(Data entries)
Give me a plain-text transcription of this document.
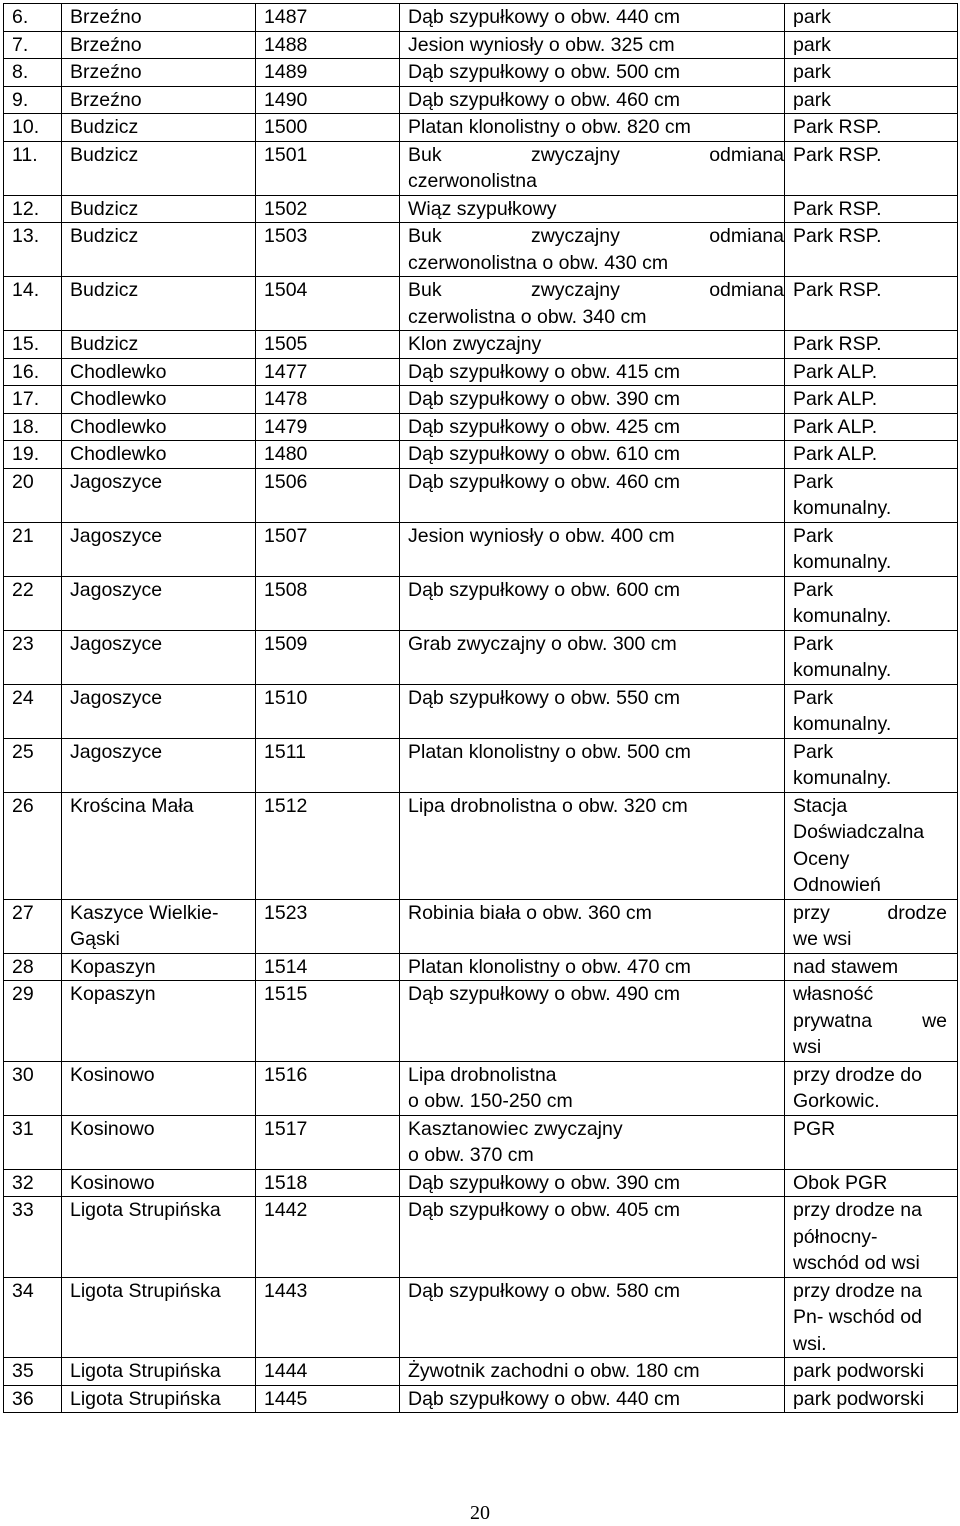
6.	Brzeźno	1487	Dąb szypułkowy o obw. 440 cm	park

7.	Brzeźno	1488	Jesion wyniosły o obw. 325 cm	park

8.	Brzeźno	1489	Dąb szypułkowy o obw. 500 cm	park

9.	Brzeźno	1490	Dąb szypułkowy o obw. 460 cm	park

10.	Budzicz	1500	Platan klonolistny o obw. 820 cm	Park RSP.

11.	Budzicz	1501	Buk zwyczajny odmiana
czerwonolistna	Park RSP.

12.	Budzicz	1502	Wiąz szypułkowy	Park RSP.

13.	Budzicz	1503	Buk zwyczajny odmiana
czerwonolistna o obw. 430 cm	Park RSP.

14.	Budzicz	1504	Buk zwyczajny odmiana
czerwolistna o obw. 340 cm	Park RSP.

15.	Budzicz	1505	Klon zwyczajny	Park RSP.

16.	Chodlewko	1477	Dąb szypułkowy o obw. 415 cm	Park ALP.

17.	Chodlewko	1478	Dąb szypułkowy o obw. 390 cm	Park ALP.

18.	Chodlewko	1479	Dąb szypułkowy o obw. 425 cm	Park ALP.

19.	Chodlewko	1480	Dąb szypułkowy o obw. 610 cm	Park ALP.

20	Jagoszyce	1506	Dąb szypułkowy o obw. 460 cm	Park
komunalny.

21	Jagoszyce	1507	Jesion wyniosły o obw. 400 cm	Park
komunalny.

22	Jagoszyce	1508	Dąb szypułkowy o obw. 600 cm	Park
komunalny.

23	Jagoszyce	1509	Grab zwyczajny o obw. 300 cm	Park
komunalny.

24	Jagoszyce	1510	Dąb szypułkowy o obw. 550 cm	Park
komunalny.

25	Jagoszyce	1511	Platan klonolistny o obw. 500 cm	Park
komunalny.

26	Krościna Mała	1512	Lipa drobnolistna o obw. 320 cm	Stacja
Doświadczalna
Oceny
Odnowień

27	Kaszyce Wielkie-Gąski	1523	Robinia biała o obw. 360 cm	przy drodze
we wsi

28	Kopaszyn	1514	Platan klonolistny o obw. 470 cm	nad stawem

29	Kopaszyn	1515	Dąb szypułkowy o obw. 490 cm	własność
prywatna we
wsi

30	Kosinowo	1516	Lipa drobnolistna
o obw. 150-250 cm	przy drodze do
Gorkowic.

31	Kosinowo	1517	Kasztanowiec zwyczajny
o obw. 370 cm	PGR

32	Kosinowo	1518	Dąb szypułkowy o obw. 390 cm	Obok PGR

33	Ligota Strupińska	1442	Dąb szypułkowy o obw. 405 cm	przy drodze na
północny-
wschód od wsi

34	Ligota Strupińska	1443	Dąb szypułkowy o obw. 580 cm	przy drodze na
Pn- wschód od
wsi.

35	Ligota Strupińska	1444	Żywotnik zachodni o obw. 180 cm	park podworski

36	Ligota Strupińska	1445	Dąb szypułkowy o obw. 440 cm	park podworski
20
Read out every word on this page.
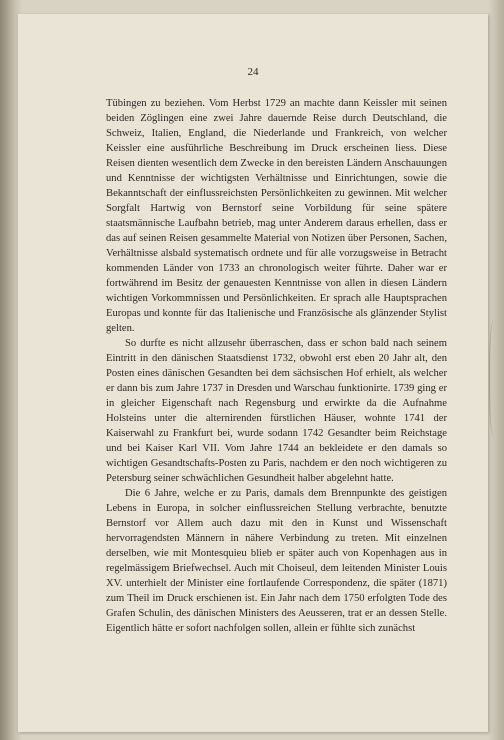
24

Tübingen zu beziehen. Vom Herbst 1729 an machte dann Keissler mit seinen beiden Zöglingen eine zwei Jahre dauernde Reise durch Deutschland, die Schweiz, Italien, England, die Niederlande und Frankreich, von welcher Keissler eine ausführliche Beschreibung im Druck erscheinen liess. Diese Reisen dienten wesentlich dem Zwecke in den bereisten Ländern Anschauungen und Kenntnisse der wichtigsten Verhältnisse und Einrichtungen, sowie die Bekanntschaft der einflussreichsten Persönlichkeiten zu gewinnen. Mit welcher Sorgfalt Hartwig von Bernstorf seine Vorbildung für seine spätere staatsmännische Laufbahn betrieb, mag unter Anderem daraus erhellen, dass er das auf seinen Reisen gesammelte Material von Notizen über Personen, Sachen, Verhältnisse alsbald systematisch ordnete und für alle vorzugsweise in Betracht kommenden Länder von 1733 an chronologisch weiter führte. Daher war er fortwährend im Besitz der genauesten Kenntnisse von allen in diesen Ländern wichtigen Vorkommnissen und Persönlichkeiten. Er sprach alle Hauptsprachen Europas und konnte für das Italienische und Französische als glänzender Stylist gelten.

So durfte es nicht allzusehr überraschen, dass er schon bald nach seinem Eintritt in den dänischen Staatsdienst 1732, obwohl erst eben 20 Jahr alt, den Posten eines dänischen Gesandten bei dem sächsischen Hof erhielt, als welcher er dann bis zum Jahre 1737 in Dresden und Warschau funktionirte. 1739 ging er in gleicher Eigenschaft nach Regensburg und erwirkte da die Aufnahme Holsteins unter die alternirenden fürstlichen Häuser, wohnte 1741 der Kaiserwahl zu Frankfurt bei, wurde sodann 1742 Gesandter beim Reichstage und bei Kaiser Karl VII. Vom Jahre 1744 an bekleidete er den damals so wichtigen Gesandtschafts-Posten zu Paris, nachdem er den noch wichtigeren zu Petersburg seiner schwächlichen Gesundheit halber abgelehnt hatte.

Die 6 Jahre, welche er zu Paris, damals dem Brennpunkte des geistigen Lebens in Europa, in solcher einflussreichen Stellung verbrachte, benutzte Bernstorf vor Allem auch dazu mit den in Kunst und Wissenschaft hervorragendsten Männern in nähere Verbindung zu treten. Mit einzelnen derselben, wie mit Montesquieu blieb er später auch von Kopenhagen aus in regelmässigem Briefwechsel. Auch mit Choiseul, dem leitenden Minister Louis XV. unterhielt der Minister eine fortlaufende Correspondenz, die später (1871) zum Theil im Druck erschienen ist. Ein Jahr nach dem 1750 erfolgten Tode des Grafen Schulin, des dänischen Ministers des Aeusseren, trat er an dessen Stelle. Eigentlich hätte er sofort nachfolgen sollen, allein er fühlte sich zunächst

STATED TASK
The records above need to be given again exactly. Omit the pictures.

EXERCISE RESPONSE
Give me a plain-text transcription of this document.
6.	Brzeźno	1487	Dąb szypułkowy o obw. 440 cm	park

7.	Brzeźno	1488	Jesion wyniosły o obw. 325 cm	park

8.	Brzeźno	1489	Dąb szypułkowy o obw. 500 cm	park

9.	Brzeźno	1490	Dąb szypułkowy o obw. 460 cm	park

10.	Budzicz	1500	Platan klonolistny o obw. 820 cm	Park RSP.

11.	Budzicz	1501	Buk zwyczajny odmiana
czerwonolistna	Park RSP.

12.	Budzicz	1502	Wiąz szypułkowy	Park RSP.

13.	Budzicz	1503	Buk zwyczajny odmiana
czerwonolistna o obw. 430 cm	Park RSP.

14.	Budzicz	1504	Buk zwyczajny odmiana
czerwolistna o obw. 340 cm	Park RSP.

15.	Budzicz	1505	Klon zwyczajny	Park RSP.

16.	Chodlewko	1477	Dąb szypułkowy o obw. 415 cm	Park ALP.

17.	Chodlewko	1478	Dąb szypułkowy o obw. 390 cm	Park ALP.

18.	Chodlewko	1479	Dąb szypułkowy o obw. 425 cm	Park ALP.

19.	Chodlewko	1480	Dąb szypułkowy o obw. 610 cm	Park ALP.

20	Jagoszyce	1506	Dąb szypułkowy o obw. 460 cm	Park
komunalny.

21	Jagoszyce	1507	Jesion wyniosły o obw. 400 cm	Park
komunalny.

22	Jagoszyce	1508	Dąb szypułkowy o obw. 600 cm	Park
komunalny.

23	Jagoszyce	1509	Grab zwyczajny o obw. 300 cm	Park
komunalny.

24	Jagoszyce	1510	Dąb szypułkowy o obw. 550 cm	Park
komunalny.

25	Jagoszyce	1511	Platan klonolistny o obw. 500 cm	Park
komunalny.

26	Krościna Mała	1512	Lipa drobnolistna o obw. 320 cm	Stacja
Doświadczalna
Oceny
Odnowień

27	Kaszyce Wielkie-Gąski	1523	Robinia biała o obw. 360 cm	przy drodze
we wsi

28	Kopaszyn	1514	Platan klonolistny o obw. 470 cm	nad stawem

29	Kopaszyn	1515	Dąb szypułkowy o obw. 490 cm	własność
prywatna we
wsi

30	Kosinowo	1516	Lipa drobnolistna
o obw. 150-250 cm	przy drodze do
Gorkowic.

31	Kosinowo	1517	Kasztanowiec zwyczajny
o obw. 370 cm	PGR

32	Kosinowo	1518	Dąb szypułkowy o obw. 390 cm	Obok PGR

33	Ligota Strupińska	1442	Dąb szypułkowy o obw. 405 cm	przy drodze na
północny-
wschód od wsi

34	Ligota Strupińska	1443	Dąb szypułkowy o obw. 580 cm	przy drodze na
Pn- wschód od
wsi.

35	Ligota Strupińska	1444	Żywotnik zachodni o obw. 180 cm	park podworski

36	Ligota Strupińska	1445	Dąb szypułkowy o obw. 440 cm	park podworski
20
Read out every word on this page.
24

Tübingen zu beziehen. Vom Herbst 1729 an machte dann Keissler mit seinen beiden Zöglingen eine zwei Jahre dauernde Reise durch Deutschland, die Schweiz, Italien, England, die Niederlande und Frankreich, von welcher Keissler eine ausführliche Beschreibung im Druck erscheinen liess. Diese Reisen dienten wesentlich dem Zwecke in den bereisten Ländern Anschauungen und Kenntnisse der wichtigsten Verhältnisse und Einrichtungen, sowie die Bekanntschaft der einflussreichsten Persönlichkeiten zu gewinnen. Mit welcher Sorgfalt Hartwig von Bernstorf seine Vorbildung für seine spätere staatsmännische Laufbahn betrieb, mag unter Anderem daraus erhellen, dass er das auf seinen Reisen gesammelte Material von Notizen über Personen, Sachen, Verhältnisse alsbald systematisch ordnete und für alle vorzugsweise in Betracht kommenden Länder von 1733 an chronologisch weiter führte. Daher war er fortwährend im Besitz der genauesten Kenntnisse von allen in diesen Ländern wichtigen Vorkommnissen und Persönlichkeiten. Er sprach alle Hauptsprachen Europas und konnte für das Italienische und Französische als glänzender Stylist gelten.

So durfte es nicht allzusehr überraschen, dass er schon bald nach seinem Eintritt in den dänischen Staatsdienst 1732, obwohl erst eben 20 Jahr alt, den Posten eines dänischen Gesandten bei dem sächsischen Hof erhielt, als welcher er dann bis zum Jahre 1737 in Dresden und Warschau funktionirte. 1739 ging er in gleicher Eigenschaft nach Regensburg und erwirkte da die Aufnahme Holsteins unter die alternirenden fürstlichen Häuser, wohnte 1741 der Kaiserwahl zu Frankfurt bei, wurde sodann 1742 Gesandter beim Reichstage und bei Kaiser Karl VII. Vom Jahre 1744 an bekleidete er den damals so wichtigen Gesandtschafts-Posten zu Paris, nachdem er den noch wichtigeren zu Petersburg seiner schwächlichen Gesundheit halber abgelehnt hatte.

Die 6 Jahre, welche er zu Paris, damals dem Brennpunkte des geistigen Lebens in Europa, in solcher einflussreichen Stellung verbrachte, benutzte Bernstorf vor Allem auch dazu mit den in Kunst und Wissenschaft hervorragendsten Männern in nähere Verbindung zu treten. Mit einzelnen derselben, wie mit Montesquieu blieb er später auch von Kopenhagen aus in regelmässigem Briefwechsel. Auch mit Choiseul, dem leitenden Minister Louis XV. unterhielt der Minister eine fortlaufende Correspondenz, die später (1871) zum Theil im Druck erschienen ist. Ein Jahr nach dem 1750 erfolgten Tode des Grafen Schulin, des dänischen Ministers des Aeusseren, trat er an dessen Stelle. Eigentlich hätte er sofort nachfolgen sollen, allein er fühlte sich zunächst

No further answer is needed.